**SET EXERCISE:** Lay out the lines from the one that contains "permanent-address-input[interactable] (250, 463, 711, 521)" through the one that contains "edu-grade-input[interactable] (579, 858, 713, 891)" as a Markdown table with the columns Row and Line, skipping any blank lines.

**DATA SHOWN:**
»»
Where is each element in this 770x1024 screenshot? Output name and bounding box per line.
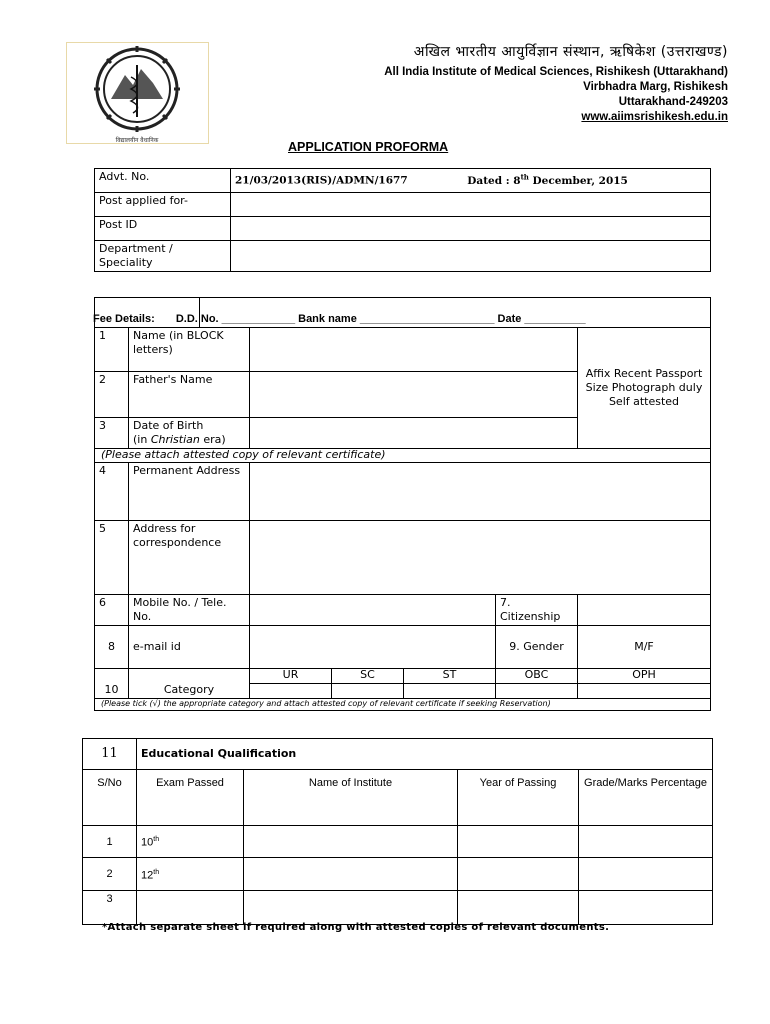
permanent-address-input[interactable] (250, 463, 711, 521)
institute-name: All India Institute of Medical Sciences, Rishikesh (Uttarakhand) (384, 66, 728, 78)
edu-exam-input[interactable]: 10th (137, 826, 244, 858)
edu-year-input[interactable] (458, 826, 579, 858)
department-input[interactable] (231, 241, 711, 272)
post-applied-input[interactable] (231, 193, 711, 217)
edu-exam-input[interactable]: 12th (137, 858, 244, 891)
name-label: Name (in BLOCK letters) (129, 328, 250, 372)
edu-institute-input[interactable] (244, 826, 458, 858)
dob-input[interactable] (250, 418, 578, 449)
education-title: Educational Qualification (137, 739, 713, 770)
personal-details-table (94, 327, 711, 711)
category-ur-checkbox[interactable] (250, 684, 332, 699)
edu-institute-input[interactable] (244, 891, 458, 925)
father-name-input[interactable] (250, 372, 578, 418)
category-obc-checkbox[interactable] (496, 684, 578, 699)
header-exam: Exam Passed (137, 770, 244, 826)
category-oph: OPH (578, 669, 711, 684)
post-id-input[interactable] (231, 217, 711, 241)
form-title: APPLICATION PROFORMA (288, 140, 449, 154)
category-label: Category (129, 669, 250, 699)
category-sc-checkbox[interactable] (332, 684, 404, 699)
row-no: 1 (95, 328, 129, 372)
edu-year-input[interactable] (458, 891, 579, 925)
edu-row-no: 1 (83, 826, 137, 858)
row-no: 4 (95, 463, 129, 521)
edu-grade-input[interactable] (579, 858, 713, 891)
category-st: ST (404, 669, 496, 684)
category-obc: OBC (496, 669, 578, 684)
email-label: e-mail id (129, 626, 250, 669)
category-oph-checkbox[interactable] (578, 684, 711, 699)
edu-exam-input[interactable] (137, 891, 244, 925)
category-ur: UR (250, 669, 332, 684)
footer-note: *Attach separate sheet if required along with attested copies of relevant documents. (102, 922, 610, 933)
dob-note: (Please attach attested copy of relevant certificate) (95, 449, 711, 463)
photo-box: Affix Recent Passport Size Photograph duly Self attested (578, 328, 711, 449)
correspondence-address-input[interactable] (250, 521, 711, 595)
mobile-label: Mobile No. / Tele. No. (129, 595, 250, 626)
advt-value[interactable]: 21/03/2013(RIS)/ADMN/1677 Dated : 8th December, 2015 (231, 169, 711, 193)
aiims-logo (66, 42, 209, 144)
citizenship-input[interactable] (578, 595, 711, 626)
edu-grade-input[interactable] (579, 891, 713, 925)
website-link[interactable]: www.aiimsrishikesh.edu.in (581, 111, 728, 123)
post-applied-label: Post applied for- (95, 193, 231, 217)
category-sc: SC (332, 669, 404, 684)
post-id-label: Post ID (95, 217, 231, 241)
row-no: 6 (95, 595, 129, 626)
row-no: 10 (95, 669, 129, 699)
edu-grade-input[interactable] (579, 826, 713, 858)
category-st-checkbox[interactable] (404, 684, 496, 699)
edu-row-no: 2 (83, 858, 137, 891)
row-no: 2 (95, 372, 129, 418)
correspondence-address-label: Address for correspondence (129, 521, 250, 595)
dob-label: Date of Birth (in Christian era) (129, 418, 250, 449)
permanent-address-label: Permanent Address (129, 463, 250, 521)
category-note: (Please tick (√) the appropriate category and attach attested copy of relevant certificate if seeking Reservation) (95, 699, 711, 711)
post-table (94, 168, 711, 272)
gender-input[interactable]: M/F (578, 626, 711, 669)
fee-details[interactable]: Fee Details: D.D. No. ____________ Bank name ______________________ Date __________ (93, 313, 586, 325)
header-grade: Grade/Marks Percentage (579, 770, 713, 826)
education-no: 11 (83, 739, 137, 770)
email-input[interactable] (250, 626, 496, 669)
citizenship-label: 7. Citizenship (496, 595, 578, 626)
education-table (82, 738, 713, 925)
mobile-input[interactable] (250, 595, 496, 626)
advt-label: Advt. No. (95, 169, 231, 193)
edu-year-input[interactable] (458, 858, 579, 891)
header-sno: S/No (83, 770, 137, 826)
header-institute: Name of Institute (244, 770, 458, 826)
name-input[interactable] (250, 328, 578, 372)
row-no: 8 (95, 626, 129, 669)
hindi-title: अखिल भारतीय आयुर्विज्ञान संस्थान, ऋषिकेश (उत्तराखण्ड) (413, 44, 728, 60)
address-line-2: Uttarakhand-249203 (618, 96, 728, 108)
father-name-label: Father's Name (129, 372, 250, 418)
department-label: Department / Speciality (95, 241, 231, 272)
row-no: 5 (95, 521, 129, 595)
gender-label: 9. Gender (496, 626, 578, 669)
edu-institute-input[interactable] (244, 858, 458, 891)
address-line-1: Virbhadra Marg, Rishikesh (583, 81, 728, 93)
row-no: 3 (95, 418, 129, 449)
header-year: Year of Passing (458, 770, 579, 826)
logo-caption: विद्यालयीन वैधानिक (115, 137, 159, 143)
edu-row-no: 3 (83, 891, 137, 925)
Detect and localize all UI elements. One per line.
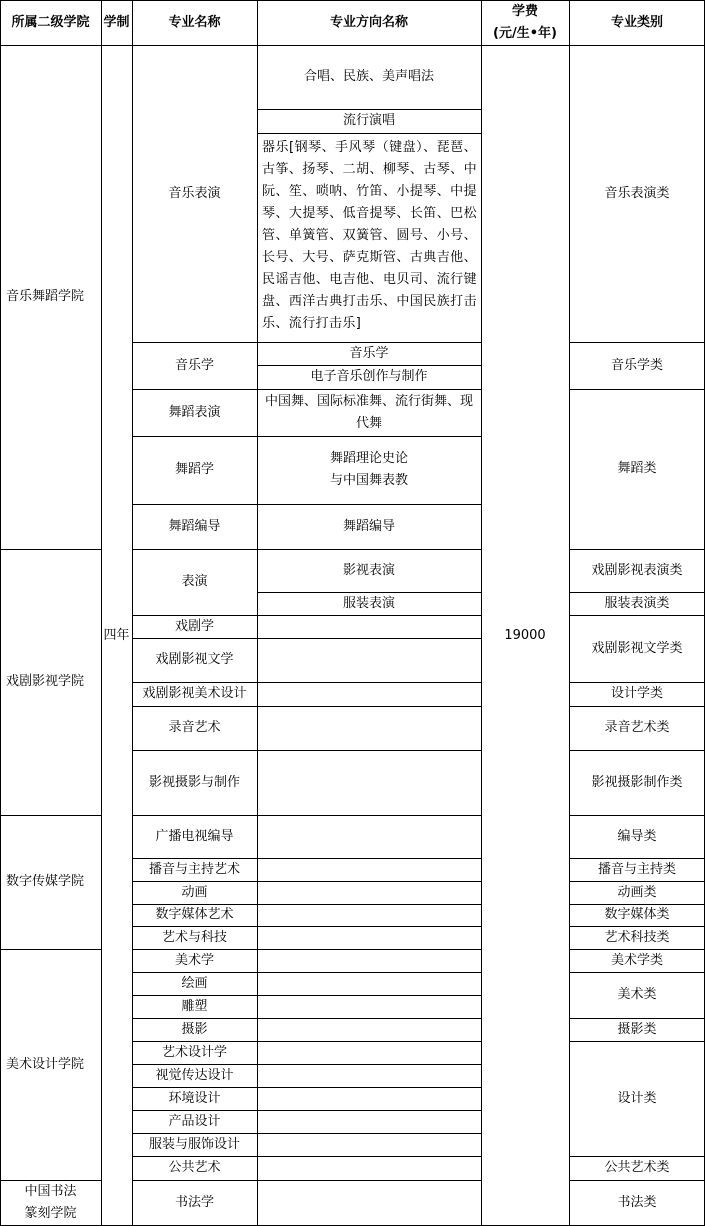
header-major: 专业名称 (168, 14, 221, 30)
major-product-design: 产品设计 (168, 1113, 221, 1129)
category-recording-art: 录音艺术类 (604, 720, 670, 735)
category-fine-arts: 美术类 (617, 987, 657, 1002)
direction-choreography: 舞蹈编导 (342, 518, 395, 534)
direction-pop-singing: 流行演唱 (342, 113, 395, 128)
major-musicology: 音乐学 (174, 357, 214, 373)
category-design-studies: 设计学类 (610, 686, 663, 701)
category-digital-media: 数字媒体类 (604, 907, 670, 922)
category-art-technology: 艺术科技类 (604, 929, 670, 945)
major-broadcasting-hosting: 播音与主持艺术 (148, 861, 240, 877)
major-film-photography: 影视摄影与制作 (148, 774, 240, 790)
category-animation: 动画类 (617, 884, 657, 900)
major-acting: 表演 (181, 574, 208, 589)
direction-dance-theory: 舞蹈理论史论 与中国舞表教 (329, 451, 408, 488)
category-public-art: 公共艺术类 (604, 1160, 670, 1175)
category-musicology: 音乐学类 (610, 357, 663, 373)
major-music-performance: 音乐表演 (168, 185, 221, 201)
category-fine-arts-studies: 美术学类 (610, 952, 663, 968)
category-dance: 舞蹈类 (617, 461, 657, 476)
major-photography: 摄影 (181, 1021, 208, 1037)
major-digital-media-art: 数字媒体艺术 (155, 907, 234, 922)
major-painting: 绘画 (181, 975, 208, 991)
major-dance-performance: 舞蹈表演 (168, 404, 221, 420)
major-sculpture: 雕塑 (181, 998, 208, 1014)
major-broadcast-tv-directing: 广播电视编导 (155, 828, 234, 844)
major-fine-arts-studies: 美术学 (174, 952, 214, 968)
direction-instrumental: 器乐[钢琴、手风琴（键盘）、琵琶、古筝、扬琴、二胡、柳琴、古琴、中阮、笙、唢呐、竹笛、小提琴、中提琴、大提琴、低音提琴、长笛、巴松管、单簧管、双簧管、圆号、小号、长号、大号、萨克斯管、古典吉他、民谣吉他、电吉他、电贝司、流行键盘、西洋古典打击乐、中国民族打击乐、流行打击乐] (262, 140, 477, 331)
major-environmental-design: 环境设计 (168, 1090, 221, 1106)
direction-musicology: 音乐学 (349, 345, 389, 361)
category-music-performance: 音乐表演类 (604, 185, 670, 201)
direction-electronic-music: 电子音乐创作与制作 (310, 369, 428, 384)
category-design: 设计类 (617, 1090, 657, 1106)
major-fashion-design: 服装与服饰设计 (148, 1136, 240, 1152)
college-music-dance: 音乐舞蹈学院 (6, 289, 85, 304)
major-recording-art: 录音艺术 (168, 720, 221, 735)
duration-value: 四年 (103, 627, 130, 643)
major-animation: 动画 (181, 884, 208, 900)
direction-film-acting: 影视表演 (342, 562, 395, 578)
category-photography: 摄影类 (617, 1021, 657, 1037)
category-drama-film-performance: 戏剧影视表演类 (591, 562, 683, 578)
header-duration: 学制 (103, 14, 130, 30)
category-calligraphy: 书法类 (617, 1195, 657, 1210)
category-film-photography: 影视摄影制作类 (591, 774, 683, 790)
category-costume-performance: 服装表演类 (604, 595, 670, 611)
major-art-design-studies: 艺术设计学 (161, 1044, 227, 1060)
major-drama-film-art-design: 戏剧影视美术设计 (142, 686, 247, 701)
college-calligraphy: 中国书法 篆刻学院 (24, 1184, 77, 1221)
header-direction: 专业方向名称 (329, 14, 408, 30)
major-choreography: 舞蹈编导 (168, 518, 221, 534)
college-fine-art-design: 美术设计学院 (6, 1056, 85, 1072)
direction-costume-performance: 服装表演 (342, 595, 395, 611)
major-calligraphy: 书法学 (174, 1195, 214, 1210)
header-college: 所属二级学院 (11, 14, 90, 30)
major-art-and-technology: 艺术与科技 (161, 929, 227, 945)
major-dance-studies: 舞蹈学 (174, 462, 214, 477)
header-category: 专业类别 (610, 14, 663, 30)
major-drama-film-literature: 戏剧影视文学 (155, 652, 234, 667)
category-directing: 编导类 (617, 828, 657, 844)
header-fee: 学费 (元/生•年) (493, 3, 557, 41)
major-theatre-studies: 戏剧学 (174, 618, 214, 634)
major-visual-communication: 视觉传达设计 (155, 1067, 234, 1083)
direction-chorus-vocal: 合唱、民族、美声唱法 (303, 69, 434, 84)
category-drama-film-literature: 戏剧影视文学类 (591, 640, 683, 656)
fee-value: 19000 (504, 627, 546, 643)
direction-dance-styles: 中国舞、国际标准舞、流行街舞、现代舞 (264, 393, 473, 431)
college-digital-media: 数字传媒学院 (6, 874, 85, 889)
college-drama-film: 戏剧影视学院 (6, 674, 85, 689)
category-broadcasting-hosting: 播音与主持类 (597, 861, 676, 877)
major-public-art: 公共艺术 (168, 1160, 221, 1175)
««
**WRITTEN SOLUTION:**
| Row | Line |
|---|---|
| 1 | permanent-address-input[interactable] (250, 463, 711, 521) |
| 2 | institute-name: All India Institute of Medical Sciences, Rishikesh (Uttarakhand) (384, 66, 728, 78) |
| 3 | edu-exam-input[interactable]: 10th (137, 826, 244, 858) |
| 4 | edu-year-input[interactable] (458, 826, 579, 858) |
| 5 | department-input[interactable] (231, 241, 711, 272) |
| 6 | post-applied-input[interactable] (231, 193, 711, 217) |
| 7 | edu-exam-input[interactable]: 12th (137, 858, 244, 891) |
| 8 | name-label: Name (in BLOCK letters) (129, 328, 250, 372) |
| 9 | edu-institute-input[interactable] (244, 826, 458, 858) |
| 10 | dob-input[interactable] (250, 418, 578, 449) |
| 11 | education-title: Educational Qualification (137, 739, 713, 770) |
| 12 | personal-details-table (94, 327, 711, 711) |
| 13 | category-ur-checkbox[interactable] (250, 684, 332, 699) |
| 14 | edu-institute-input[interactable] (244, 891, 458, 925) |
| 15 | father-name-input[interactable] (250, 372, 578, 418) |
| 16 | category-obc-checkbox[interactable] (496, 684, 578, 699) |
| 17 | header-exam: Exam Passed (137, 770, 244, 826) |
| 18 | category-oph: OPH (578, 669, 711, 684) |
| 19 | post-id-input[interactable] (231, 217, 711, 241) |
| 20 | form-title: APPLICATION PROFORMA (288, 140, 449, 154) |
| 21 | category-label: Category (129, 669, 250, 699) |
| 22 | category-sc-checkbox[interactable] (332, 684, 404, 699) |
| 23 | row-no: 1 (95, 328, 129, 372) |
| 24 | edu-year-input[interactable] (458, 891, 579, 925) |
| 25 | edu-row-no: 1 (83, 826, 137, 858) |
| 26 | row-no: 4 (95, 463, 129, 521) |
| 27 | edu-grade-input[interactable] (579, 858, 713, 891) |